Data records ::
[START]

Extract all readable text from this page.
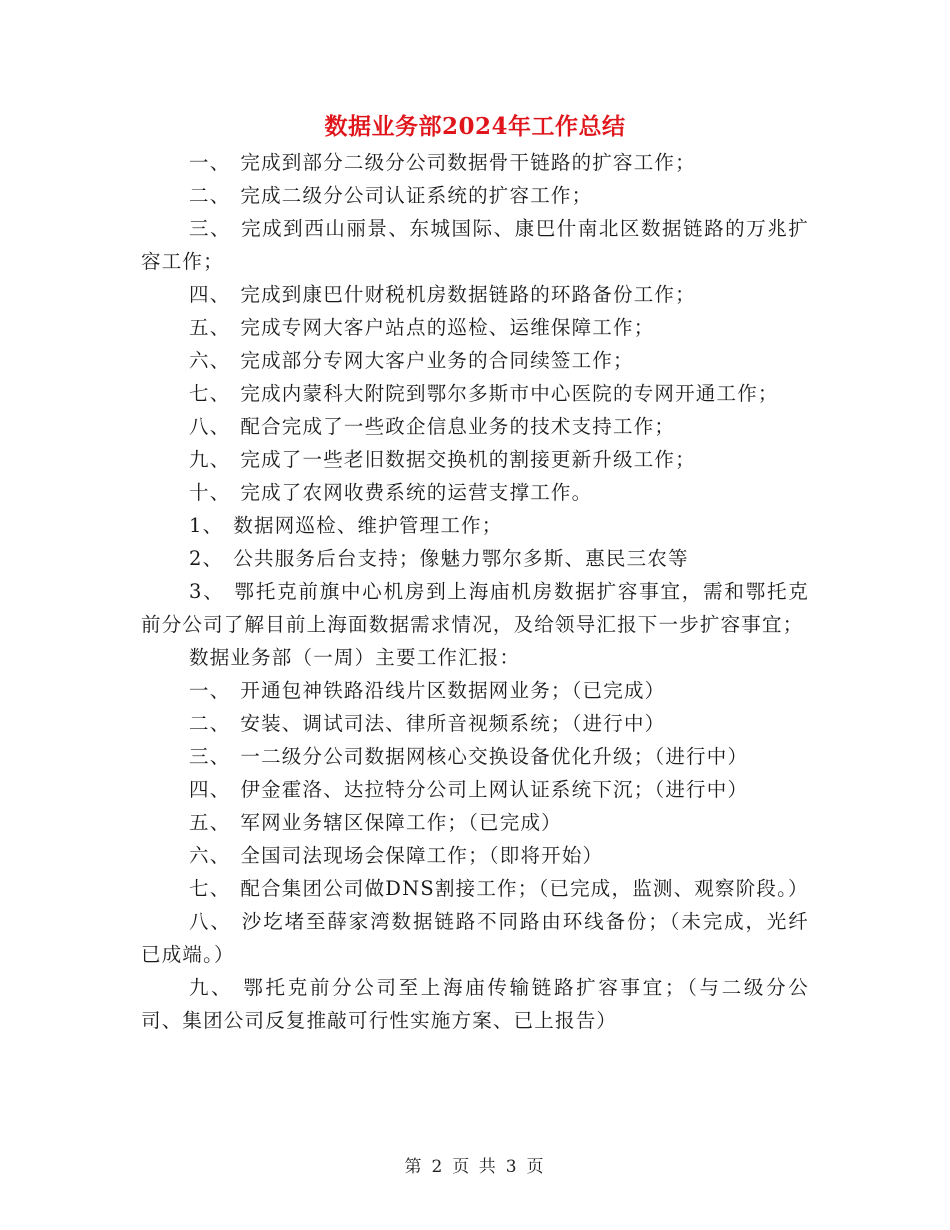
数据业务部2024年工作总结

一、 完成到部分二级分公司数据骨干链路的扩容工作；

二、 完成二级分公司认证系统的扩容工作；

三、 完成到西山丽景、东城国际、康巴什南北区数据链路的万兆扩容工作；

四、 完成到康巴什财税机房数据链路的环路备份工作；

五、 完成专网大客户站点的巡检、运维保障工作；

六、 完成部分专网大客户业务的合同续签工作；

七、 完成内蒙科大附院到鄂尔多斯市中心医院的专网开通工作；

八、 配合完成了一些政企信息业务的技术支持工作；

九、 完成了一些老旧数据交换机的割接更新升级工作；

十、 完成了农网收费系统的运营支撑工作。

1、 数据网巡检、维护管理工作；

2、 公共服务后台支持；像魅力鄂尔多斯、惠民三农等

3、 鄂托克前旗中心机房到上海庙机房数据扩容事宜，需和鄂托克前分公司了解目前上海面数据需求情况，及给领导汇报下一步扩容事宜；

数据业务部（一周）主要工作汇报：

一、 开通包神铁路沿线片区数据网业务；（已完成）

二、 安装、调试司法、律所音视频系统；（进行中）

三、 一二级分公司数据网核心交换设备优化升级；（进行中）

四、 伊金霍洛、达拉特分公司上网认证系统下沉；（进行中）

五、 军网业务辖区保障工作；（已完成）

六、 全国司法现场会保障工作；（即将开始）

七、 配合集团公司做DNS割接工作；（已完成，监测、观察阶段。）

八、 沙圪堵至薛家湾数据链路不同路由环线备份；（未完成，光纤已成端。）

九、 鄂托克前分公司至上海庙传输链路扩容事宜；（与二级分公司、集团公司反复推敲可行性实施方案、已上报告）

第 2 页 共 3 页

[END]

Given instruction ::
Each record above must be returned exactly as written, with its pictures omitted.

Correct output ::
Extract all readable text from this page.
数据业务部2024年工作总结

一、 完成到部分二级分公司数据骨干链路的扩容工作；

二、 完成二级分公司认证系统的扩容工作；

三、 完成到西山丽景、东城国际、康巴什南北区数据链路的万兆扩容工作；

四、 完成到康巴什财税机房数据链路的环路备份工作；

五、 完成专网大客户站点的巡检、运维保障工作；

六、 完成部分专网大客户业务的合同续签工作；

七、 完成内蒙科大附院到鄂尔多斯市中心医院的专网开通工作；

八、 配合完成了一些政企信息业务的技术支持工作；

九、 完成了一些老旧数据交换机的割接更新升级工作；

十、 完成了农网收费系统的运营支撑工作。

1、 数据网巡检、维护管理工作；

2、 公共服务后台支持；像魅力鄂尔多斯、惠民三农等

3、 鄂托克前旗中心机房到上海庙机房数据扩容事宜，需和鄂托克前分公司了解目前上海面数据需求情况，及给领导汇报下一步扩容事宜；

数据业务部（一周）主要工作汇报：

一、 开通包神铁路沿线片区数据网业务；（已完成）

二、 安装、调试司法、律所音视频系统；（进行中）

三、 一二级分公司数据网核心交换设备优化升级；（进行中）

四、 伊金霍洛、达拉特分公司上网认证系统下沉；（进行中）

五、 军网业务辖区保障工作；（已完成）

六、 全国司法现场会保障工作；（即将开始）

七、 配合集团公司做DNS割接工作；（已完成，监测、观察阶段。）

八、 沙圪堵至薛家湾数据链路不同路由环线备份；（未完成，光纤已成端。）

九、 鄂托克前分公司至上海庙传输链路扩容事宜；（与二级分公司、集团公司反复推敲可行性实施方案、已上报告）

第 2 页 共 3 页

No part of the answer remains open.